╔══

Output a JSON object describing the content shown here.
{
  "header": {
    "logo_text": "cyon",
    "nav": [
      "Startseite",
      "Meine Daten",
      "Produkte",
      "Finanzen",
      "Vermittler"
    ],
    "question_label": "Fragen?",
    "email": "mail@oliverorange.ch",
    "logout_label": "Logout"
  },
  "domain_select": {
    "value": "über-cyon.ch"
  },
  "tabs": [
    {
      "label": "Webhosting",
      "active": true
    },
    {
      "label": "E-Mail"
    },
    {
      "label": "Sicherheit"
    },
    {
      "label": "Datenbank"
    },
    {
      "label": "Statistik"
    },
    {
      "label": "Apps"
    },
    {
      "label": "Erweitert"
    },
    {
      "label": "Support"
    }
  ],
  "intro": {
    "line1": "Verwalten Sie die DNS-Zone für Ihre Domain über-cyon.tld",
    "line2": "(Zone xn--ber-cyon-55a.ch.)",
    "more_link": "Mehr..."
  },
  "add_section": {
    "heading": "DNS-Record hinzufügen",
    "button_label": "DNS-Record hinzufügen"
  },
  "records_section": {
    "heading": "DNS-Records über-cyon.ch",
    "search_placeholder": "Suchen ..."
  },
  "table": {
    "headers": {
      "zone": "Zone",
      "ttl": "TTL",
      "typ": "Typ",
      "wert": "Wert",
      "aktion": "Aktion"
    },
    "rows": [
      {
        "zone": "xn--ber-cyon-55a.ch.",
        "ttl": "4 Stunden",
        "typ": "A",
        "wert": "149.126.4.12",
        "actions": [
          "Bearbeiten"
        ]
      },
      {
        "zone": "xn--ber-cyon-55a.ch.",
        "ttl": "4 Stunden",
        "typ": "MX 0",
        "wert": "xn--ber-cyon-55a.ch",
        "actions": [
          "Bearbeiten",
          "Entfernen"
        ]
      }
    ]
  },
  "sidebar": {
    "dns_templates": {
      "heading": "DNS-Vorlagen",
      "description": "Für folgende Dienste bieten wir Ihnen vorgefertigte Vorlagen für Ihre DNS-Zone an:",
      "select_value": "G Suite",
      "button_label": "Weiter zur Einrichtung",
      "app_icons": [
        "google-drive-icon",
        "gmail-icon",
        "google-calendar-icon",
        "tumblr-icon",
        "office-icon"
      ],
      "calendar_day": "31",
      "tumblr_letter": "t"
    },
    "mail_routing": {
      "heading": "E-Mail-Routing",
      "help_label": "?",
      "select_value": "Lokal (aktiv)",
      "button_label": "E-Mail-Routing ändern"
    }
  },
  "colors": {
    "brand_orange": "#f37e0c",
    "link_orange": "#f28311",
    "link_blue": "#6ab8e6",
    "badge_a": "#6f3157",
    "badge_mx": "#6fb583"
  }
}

╚══

__Task__
Extract each line from the listing above, please, and repeat it exactly.

__Full output__
Output a JSON object describing the content shown here.
{
  "header": {
    "logo_text": "cyon",
    "nav": [
      "Startseite",
      "Meine Daten",
      "Produkte",
      "Finanzen",
      "Vermittler"
    ],
    "question_label": "Fragen?",
    "email": "mail@oliverorange.ch",
    "logout_label": "Logout"
  },
  "domain_select": {
    "value": "über-cyon.ch"
  },
  "tabs": [
    {
      "label": "Webhosting",
      "active": true
    },
    {
      "label": "E-Mail"
    },
    {
      "label": "Sicherheit"
    },
    {
      "label": "Datenbank"
    },
    {
      "label": "Statistik"
    },
    {
      "label": "Apps"
    },
    {
      "label": "Erweitert"
    },
    {
      "label": "Support"
    }
  ],
  "intro": {
    "line1": "Verwalten Sie die DNS-Zone für Ihre Domain über-cyon.tld",
    "line2": "(Zone xn--ber-cyon-55a.ch.)",
    "more_link": "Mehr..."
  },
  "add_section": {
    "heading": "DNS-Record hinzufügen",
    "button_label": "DNS-Record hinzufügen"
  },
  "records_section": {
    "heading": "DNS-Records über-cyon.ch",
    "search_placeholder": "Suchen ..."
  },
  "table": {
    "headers": {
      "zone": "Zone",
      "ttl": "TTL",
      "typ": "Typ",
      "wert": "Wert",
      "aktion": "Aktion"
    },
    "rows": [
      {
        "zone": "xn--ber-cyon-55a.ch.",
        "ttl": "4 Stunden",
        "typ": "A",
        "wert": "149.126.4.12",
        "actions": [
          "Bearbeiten"
        ]
      },
      {
        "zone": "xn--ber-cyon-55a.ch.",
        "ttl": "4 Stunden",
        "typ": "MX 0",
        "wert": "xn--ber-cyon-55a.ch",
        "actions": [
          "Bearbeiten",
          "Entfernen"
        ]
      }
    ]
  },
  "sidebar": {
    "dns_templates": {
      "heading": "DNS-Vorlagen",
      "description": "Für folgende Dienste bieten wir Ihnen vorgefertigte Vorlagen für Ihre DNS-Zone an:",
      "select_value": "G Suite",
      "button_label": "Weiter zur Einrichtung",
      "app_icons": [
        "google-drive-icon",
        "gmail-icon",
        "google-calendar-icon",
        "tumblr-icon",
        "office-icon"
      ],
      "calendar_day": "31",
      "tumblr_letter": "t"
    },
    "mail_routing": {
      "heading": "E-Mail-Routing",
      "help_label": "?",
      "select_value": "Lokal (aktiv)",
      "button_label": "E-Mail-Routing ändern"
    }
  },
  "colors": {
    "brand_orange": "#f37e0c",
    "link_orange": "#f28311",
    "link_blue": "#6ab8e6",
    "badge_a": "#6f3157",
    "badge_mx": "#6fb583"
  }
}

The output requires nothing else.